● What the task asks
Write out all the material exactly. Leave nothing out.

● Records
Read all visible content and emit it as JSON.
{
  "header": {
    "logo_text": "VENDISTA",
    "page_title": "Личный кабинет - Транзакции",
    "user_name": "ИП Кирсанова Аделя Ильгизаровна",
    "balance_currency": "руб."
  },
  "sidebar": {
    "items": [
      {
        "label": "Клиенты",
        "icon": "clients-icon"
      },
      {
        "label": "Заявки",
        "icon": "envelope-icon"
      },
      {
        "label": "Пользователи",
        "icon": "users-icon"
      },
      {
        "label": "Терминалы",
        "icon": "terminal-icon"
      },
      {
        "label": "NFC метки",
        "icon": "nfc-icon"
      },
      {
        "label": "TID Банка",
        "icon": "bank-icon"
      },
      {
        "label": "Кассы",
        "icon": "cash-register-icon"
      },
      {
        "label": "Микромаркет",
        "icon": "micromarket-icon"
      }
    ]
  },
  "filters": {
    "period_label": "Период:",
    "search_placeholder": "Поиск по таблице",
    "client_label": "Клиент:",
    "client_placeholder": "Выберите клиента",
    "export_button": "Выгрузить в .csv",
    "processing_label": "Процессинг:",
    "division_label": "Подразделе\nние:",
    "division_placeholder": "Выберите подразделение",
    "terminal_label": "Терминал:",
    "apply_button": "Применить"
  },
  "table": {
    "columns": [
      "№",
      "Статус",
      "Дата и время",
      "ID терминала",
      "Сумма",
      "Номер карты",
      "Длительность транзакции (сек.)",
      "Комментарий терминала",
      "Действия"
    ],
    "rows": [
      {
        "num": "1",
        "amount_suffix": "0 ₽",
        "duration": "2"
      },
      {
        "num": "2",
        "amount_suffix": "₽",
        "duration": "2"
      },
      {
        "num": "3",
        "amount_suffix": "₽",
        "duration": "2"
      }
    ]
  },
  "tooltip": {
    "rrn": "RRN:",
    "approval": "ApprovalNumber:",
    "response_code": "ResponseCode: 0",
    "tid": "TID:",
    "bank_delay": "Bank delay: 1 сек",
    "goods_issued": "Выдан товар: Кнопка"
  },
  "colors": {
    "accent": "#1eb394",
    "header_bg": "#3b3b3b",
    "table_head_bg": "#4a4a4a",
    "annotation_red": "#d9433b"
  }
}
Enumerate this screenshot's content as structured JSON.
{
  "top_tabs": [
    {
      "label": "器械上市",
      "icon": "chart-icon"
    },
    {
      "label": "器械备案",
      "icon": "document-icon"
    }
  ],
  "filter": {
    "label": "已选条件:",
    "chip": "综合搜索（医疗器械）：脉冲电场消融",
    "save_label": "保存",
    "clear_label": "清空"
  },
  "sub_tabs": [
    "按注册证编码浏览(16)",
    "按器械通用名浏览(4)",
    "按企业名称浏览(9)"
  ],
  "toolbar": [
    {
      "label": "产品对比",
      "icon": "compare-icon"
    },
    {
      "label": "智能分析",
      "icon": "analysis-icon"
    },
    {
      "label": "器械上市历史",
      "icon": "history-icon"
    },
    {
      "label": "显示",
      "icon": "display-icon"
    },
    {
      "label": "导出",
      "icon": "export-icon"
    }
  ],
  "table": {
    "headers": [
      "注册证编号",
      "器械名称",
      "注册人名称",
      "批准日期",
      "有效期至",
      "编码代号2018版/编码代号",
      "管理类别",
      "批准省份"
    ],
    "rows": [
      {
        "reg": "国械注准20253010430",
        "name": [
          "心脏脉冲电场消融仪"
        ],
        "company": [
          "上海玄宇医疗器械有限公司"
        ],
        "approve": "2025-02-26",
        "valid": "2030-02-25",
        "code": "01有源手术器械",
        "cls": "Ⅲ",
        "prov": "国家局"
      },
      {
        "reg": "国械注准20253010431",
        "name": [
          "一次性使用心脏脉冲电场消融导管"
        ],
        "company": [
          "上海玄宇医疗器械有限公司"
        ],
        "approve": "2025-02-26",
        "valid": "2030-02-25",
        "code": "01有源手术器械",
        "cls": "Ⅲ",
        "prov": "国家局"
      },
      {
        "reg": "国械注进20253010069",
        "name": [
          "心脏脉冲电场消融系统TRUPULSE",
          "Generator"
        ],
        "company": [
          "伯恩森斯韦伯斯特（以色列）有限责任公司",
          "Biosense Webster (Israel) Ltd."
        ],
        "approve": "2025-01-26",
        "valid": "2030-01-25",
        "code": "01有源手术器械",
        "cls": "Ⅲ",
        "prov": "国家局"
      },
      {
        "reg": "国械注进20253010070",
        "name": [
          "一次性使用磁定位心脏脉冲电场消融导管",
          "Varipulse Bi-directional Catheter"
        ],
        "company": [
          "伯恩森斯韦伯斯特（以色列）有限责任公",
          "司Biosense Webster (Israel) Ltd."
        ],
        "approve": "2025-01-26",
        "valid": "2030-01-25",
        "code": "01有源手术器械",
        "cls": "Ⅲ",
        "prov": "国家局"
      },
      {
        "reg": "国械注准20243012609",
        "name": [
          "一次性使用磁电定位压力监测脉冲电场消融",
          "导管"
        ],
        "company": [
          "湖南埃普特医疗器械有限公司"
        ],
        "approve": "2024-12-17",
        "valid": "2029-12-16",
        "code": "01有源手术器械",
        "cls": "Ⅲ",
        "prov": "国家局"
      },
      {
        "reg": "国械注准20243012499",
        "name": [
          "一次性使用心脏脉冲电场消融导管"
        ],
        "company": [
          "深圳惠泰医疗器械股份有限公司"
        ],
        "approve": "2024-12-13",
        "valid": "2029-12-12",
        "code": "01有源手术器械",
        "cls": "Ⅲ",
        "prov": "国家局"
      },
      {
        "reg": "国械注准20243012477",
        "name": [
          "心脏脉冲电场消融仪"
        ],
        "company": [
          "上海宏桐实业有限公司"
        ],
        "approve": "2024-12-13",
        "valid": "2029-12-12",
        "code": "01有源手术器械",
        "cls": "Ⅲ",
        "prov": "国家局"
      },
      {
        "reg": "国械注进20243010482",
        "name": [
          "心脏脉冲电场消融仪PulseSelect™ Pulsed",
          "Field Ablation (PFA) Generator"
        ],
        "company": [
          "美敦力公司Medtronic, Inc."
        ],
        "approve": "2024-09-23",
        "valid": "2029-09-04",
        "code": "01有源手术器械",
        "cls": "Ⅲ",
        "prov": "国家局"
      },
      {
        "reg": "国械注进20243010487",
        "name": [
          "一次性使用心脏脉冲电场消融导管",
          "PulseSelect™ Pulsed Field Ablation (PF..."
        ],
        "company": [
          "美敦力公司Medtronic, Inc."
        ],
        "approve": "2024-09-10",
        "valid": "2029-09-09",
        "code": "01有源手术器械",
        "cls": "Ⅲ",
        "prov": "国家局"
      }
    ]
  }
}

● Finished exercise
Read all visible content and emit it as JSON.
{
  "header": {
    "logo_text": "VENDISTA",
    "page_title": "Личный кабинет - Транзакции",
    "user_name": "ИП Кирсанова Аделя Ильгизаровна",
    "balance_currency": "руб."
  },
  "sidebar": {
    "items": [
      {
        "label": "Клиенты",
        "icon": "clients-icon"
      },
      {
        "label": "Заявки",
        "icon": "envelope-icon"
      },
      {
        "label": "Пользователи",
        "icon": "users-icon"
      },
      {
        "label": "Терминалы",
        "icon": "terminal-icon"
      },
      {
        "label": "NFC метки",
        "icon": "nfc-icon"
      },
      {
        "label": "TID Банка",
        "icon": "bank-icon"
      },
      {
        "label": "Кассы",
        "icon": "cash-register-icon"
      },
      {
        "label": "Микромаркет",
        "icon": "micromarket-icon"
      }
    ]
  },
  "filters": {
    "period_label": "Период:",
    "search_placeholder": "Поиск по таблице",
    "client_label": "Клиент:",
    "client_placeholder": "Выберите клиента",
    "export_button": "Выгрузить в .csv",
    "processing_label": "Процессинг:",
    "division_label": "Подразделе\nние:",
    "division_placeholder": "Выберите подразделение",
    "terminal_label": "Терминал:",
    "apply_button": "Применить"
  },
  "table": {
    "columns": [
      "№",
      "Статус",
      "Дата и время",
      "ID терминала",
      "Сумма",
      "Номер карты",
      "Длительность транзакции (сек.)",
      "Комментарий терминала",
      "Действия"
    ],
    "rows": [
      {
        "num": "1",
        "amount_suffix": "0 ₽",
        "duration": "2"
      },
      {
        "num": "2",
        "amount_suffix": "₽",
        "duration": "2"
      },
      {
        "num": "3",
        "amount_suffix": "₽",
        "duration": "2"
      }
    ]
  },
  "tooltip": {
    "rrn": "RRN:",
    "approval": "ApprovalNumber:",
    "response_code": "ResponseCode: 0",
    "tid": "TID:",
    "bank_delay": "Bank delay: 1 сек",
    "goods_issued": "Выдан товар: Кнопка"
  },
  "colors": {
    "accent": "#1eb394",
    "header_bg": "#3b3b3b",
    "table_head_bg": "#4a4a4a",
    "annotation_red": "#d9433b"
  }
}
Enumerate this screenshot's content as structured JSON.
{
  "top_tabs": [
    {
      "label": "器械上市",
      "icon": "chart-icon"
    },
    {
      "label": "器械备案",
      "icon": "document-icon"
    }
  ],
  "filter": {
    "label": "已选条件:",
    "chip": "综合搜索（医疗器械）：脉冲电场消融",
    "save_label": "保存",
    "clear_label": "清空"
  },
  "sub_tabs": [
    "按注册证编码浏览(16)",
    "按器械通用名浏览(4)",
    "按企业名称浏览(9)"
  ],
  "toolbar": [
    {
      "label": "产品对比",
      "icon": "compare-icon"
    },
    {
      "label": "智能分析",
      "icon": "analysis-icon"
    },
    {
      "label": "器械上市历史",
      "icon": "history-icon"
    },
    {
      "label": "显示",
      "icon": "display-icon"
    },
    {
      "label": "导出",
      "icon": "export-icon"
    }
  ],
  "table": {
    "headers": [
      "注册证编号",
      "器械名称",
      "注册人名称",
      "批准日期",
      "有效期至",
      "编码代号2018版/编码代号",
      "管理类别",
      "批准省份"
    ],
    "rows": [
      {
        "reg": "国械注准20253010430",
        "name": [
          "心脏脉冲电场消融仪"
        ],
        "company": [
          "上海玄宇医疗器械有限公司"
        ],
        "approve": "2025-02-26",
        "valid": "2030-02-25",
        "code": "01有源手术器械",
        "cls": "Ⅲ",
        "prov": "国家局"
      },
      {
        "reg": "国械注准20253010431",
        "name": [
          "一次性使用心脏脉冲电场消融导管"
        ],
        "company": [
          "上海玄宇医疗器械有限公司"
        ],
        "approve": "2025-02-26",
        "valid": "2030-02-25",
        "code": "01有源手术器械",
        "cls": "Ⅲ",
        "prov": "国家局"
      },
      {
        "reg": "国械注进20253010069",
        "name": [
          "心脏脉冲电场消融系统TRUPULSE",
          "Generator"
        ],
        "company": [
          "伯恩森斯韦伯斯特（以色列）有限责任公司",
          "Biosense Webster (Israel) Ltd."
        ],
        "approve": "2025-01-26",
        "valid": "2030-01-25",
        "code": "01有源手术器械",
        "cls": "Ⅲ",
        "prov": "国家局"
      },
      {
        "reg": "国械注进20253010070",
        "name": [
          "一次性使用磁定位心脏脉冲电场消融导管",
          "Varipulse Bi-directional Catheter"
        ],
        "company": [
          "伯恩森斯韦伯斯特（以色列）有限责任公",
          "司Biosense Webster (Israel) Ltd."
        ],
        "approve": "2025-01-26",
        "valid": "2030-01-25",
        "code": "01有源手术器械",
        "cls": "Ⅲ",
        "prov": "国家局"
      },
      {
        "reg": "国械注准20243012609",
        "name": [
          "一次性使用磁电定位压力监测脉冲电场消融",
          "导管"
        ],
        "company": [
          "湖南埃普特医疗器械有限公司"
        ],
        "approve": "2024-12-17",
        "valid": "2029-12-16",
        "code": "01有源手术器械",
        "cls": "Ⅲ",
        "prov": "国家局"
      },
      {
        "reg": "国械注准20243012499",
        "name": [
          "一次性使用心脏脉冲电场消融导管"
        ],
        "company": [
          "深圳惠泰医疗器械股份有限公司"
        ],
        "approve": "2024-12-13",
        "valid": "2029-12-12",
        "code": "01有源手术器械",
        "cls": "Ⅲ",
        "prov": "国家局"
      },
      {
        "reg": "国械注准20243012477",
        "name": [
          "心脏脉冲电场消融仪"
        ],
        "company": [
          "上海宏桐实业有限公司"
        ],
        "approve": "2024-12-13",
        "valid": "2029-12-12",
        "code": "01有源手术器械",
        "cls": "Ⅲ",
        "prov": "国家局"
      },
      {
        "reg": "国械注进20243010482",
        "name": [
          "心脏脉冲电场消融仪PulseSelect™ Pulsed",
          "Field Ablation (PFA) Generator"
        ],
        "company": [
          "美敦力公司Medtronic, Inc."
        ],
        "approve": "2024-09-23",
        "valid": "2029-09-04",
        "code": "01有源手术器械",
        "cls": "Ⅲ",
        "prov": "国家局"
      },
      {
        "reg": "国械注进20243010487",
        "name": [
          "一次性使用心脏脉冲电场消融导管",
          "PulseSelect™ Pulsed Field Ablation (PF..."
        ],
        "company": [
          "美敦力公司Medtronic, Inc."
        ],
        "approve": "2024-09-10",
        "valid": "2029-09-09",
        "code": "01有源手术器械",
        "cls": "Ⅲ",
        "prov": "国家局"
      }
    ]
  }
}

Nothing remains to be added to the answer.